● **ZU ERLEDIGENDE AUFGABEN**
• A. Beantworten Sie anhand des Interviews mit Michael Gebretinsae Fisseha die folgenden Fragen:
(i) Welche Namen werden in Eritrea den Namen aller Männer angefügt?
(ii) Zu welchem Beruf hat er sich später ausbilden lassen?
(iii) Welche Tätigkeit übt er im Pfarramt Guthirt aus?
• B. Führen Sie das Interview mit Michael Gebretinsae Fisseha im Anschluss an die zuletzt gestellte Frage weiter.

● **AUSGANGSTEXT**
_____

Himmel und Hölle

Wipkingen ist ein Schmelztiegel verschiedener Kulturen. Unter den vielen Ausländern ist auch Michael Gebretinsae Fisseha, ein ehemaliger Kampffliegerpilot aus Eritrea, der sich als Sakristan des Pfarramts Guthirt hervorragend in die Gesellschaft integriert hat.

Höflich, elegant, ruhig: Der 40-jährige Michael Gebretinsae Fisseha

Herr Gebretinsae Fisseha, Sie haben zwei Nachnamen. Ist das in Eritrea so üblich?

Das sind keine Nachnamen im eigentlichen Sinne. In Eritrea werden den Namen aller Männer die Vornamen von Vater und Grossvater angefügt. Bei den Frauen die Namen ihrer Mütter und Grossmütter.

In Eritrea waren Sie Kampffliegerpilot für das Militär. Haben Sie schon mal einen Einsatz geflogen?

Nein, ich habe nur den Piloten-Grundkurs gemacht. Geflogen bin ich ein paar Stunden mit einem leichten Flugzeug, aber noch nie mit einem Kampfjet. Ich habe mich geweigert, Kampfeinsätze zu fliegen, ich wollte am Krieg nicht teilhaben. Später habe ich mich dann zum Flugzeug-Maschinentechniker ausbilden lassen und einige Jahre auf diesem Berufsfeld gearbeitet.

Haben Sie Probleme gekriegt, weil Sie nicht am Krieg teilnehmen wollten?

Sicher, ja. Ich wurde mehrere Male wegen Kriegsverweigerung ins Gefängnis geworfen. Sprich, ich hatte viele Fragen und Ideen bezüglich meiner Kollegen, die im Krieg gestorben waren. Das gefiel der Regierung gar nicht, also warfen sie mich ins Gefängnis. Das war eine schwierige Zeit für mich.

Hatten Sie damals schon den Glauben?

Ja, ich wurde christlich erzogen, meine Eltern sind sehr gläubig. Ich bin immer in die Kirche gegangen und habe auch ministriert.

Dann haben Sie Ihre eigene Familie gegründet. Wie haben Sie Ihre Frau kennengelernt?

_____

● **VORLIEGENDES MATERIAL**
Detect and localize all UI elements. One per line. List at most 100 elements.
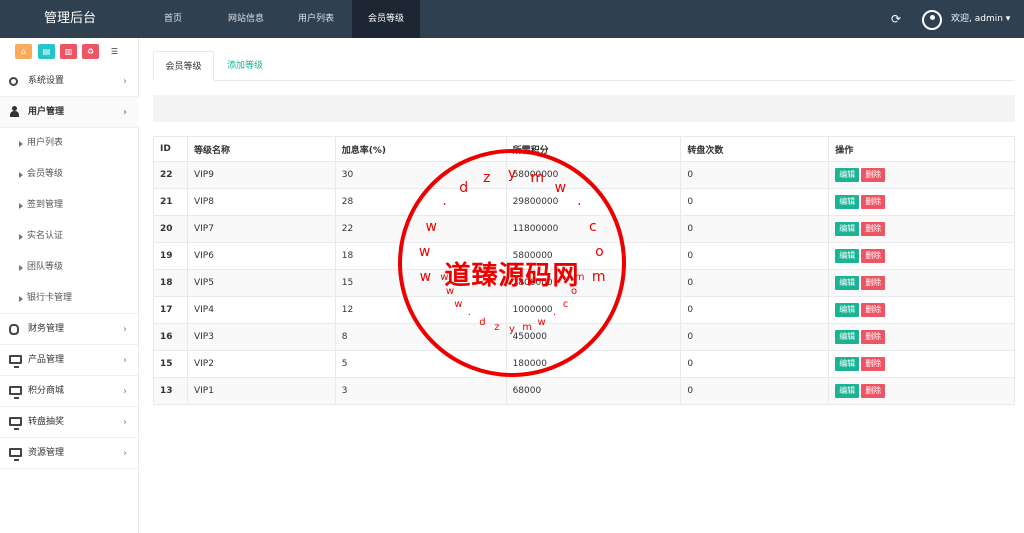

_____

● **ERGEBNISSE JE AUFGABE**
• A.
(i) Die Vornamen von Vater und Grossvater.
(ii) Zum Flugzeug-Maschinentechniker.
(iii) Er ist dort Sakristan.

• B.
Meine Eltern hatten einen kleinen Laden. Ein- bis zweimal im Monat habe ich sie dort besucht. Die Grosseltern meiner Frau wohnten gleich nebenan, und schliesslich habe ich meine Frau an einer Bushaltestelle getroffen. Wir haben geheiratet und drei Kinder bekommen.

Nach Ihrer Flucht mussten Sie die Familie zurücklassen.

Meine Eltern sind zuerst geflüchtet. Mein Vater war Lehrer und Schauspieler. Wegen einer Theateraufführung, die gegen die Regierung gerichtet war, musste er mit meiner Mutter das Land verlassen. Eine Tante aus Amerika hat ihnen während der Flucht geholfen. Sie sind seit neun Jahren hier in der Schweiz. Vor fünf Jahren holten sie mich nach.

Wie ist Ihre eigene Flucht verlaufen?

Es bot sich eine Möglichkeit, aus dem Gefängnis auszubrechen: Ich war krank und sehr schwach, deshalb brachten sie mich in ein Militärspital. Ein Verwandter von mir hat die Wachsoldaten bestochen und meine Flucht organisiert. So kam ich direkt nach Äthiopien, wo ich in einem Asylzentrum unterkommen konnte. Die Leute in Äthiopien wussten, dass ich ein Kampfpilot war, daher war es für mich dort nicht mehr sicher. Also versuchte ich, weiter in den Sudan zu flüchten. Während dieser Flucht bekam ich Probleme, denn die Schlepper hatten irgendwie in Erfahrung gebracht, dass ich Verwandte in Europa habe und wollten mich entführen, um Lösegeld zu erpressen. Zusammen mit einem Freund konnten wir fliehen, als ihr Auto einmal kurz angehalten hat. Ihre Kugeln verfolgten uns und trafen meinen Freund am Unterarm. Wir hatten Glück und konnten entkommen. Inzwischen hatten meine Eltern den Leuten im Migrationsamt meine Situation erklärt, und ich konnte schliesslich vom Sudan in die Schweiz einreisen.

Haben Sie in der Schweiz gleich Arbeit bekommen?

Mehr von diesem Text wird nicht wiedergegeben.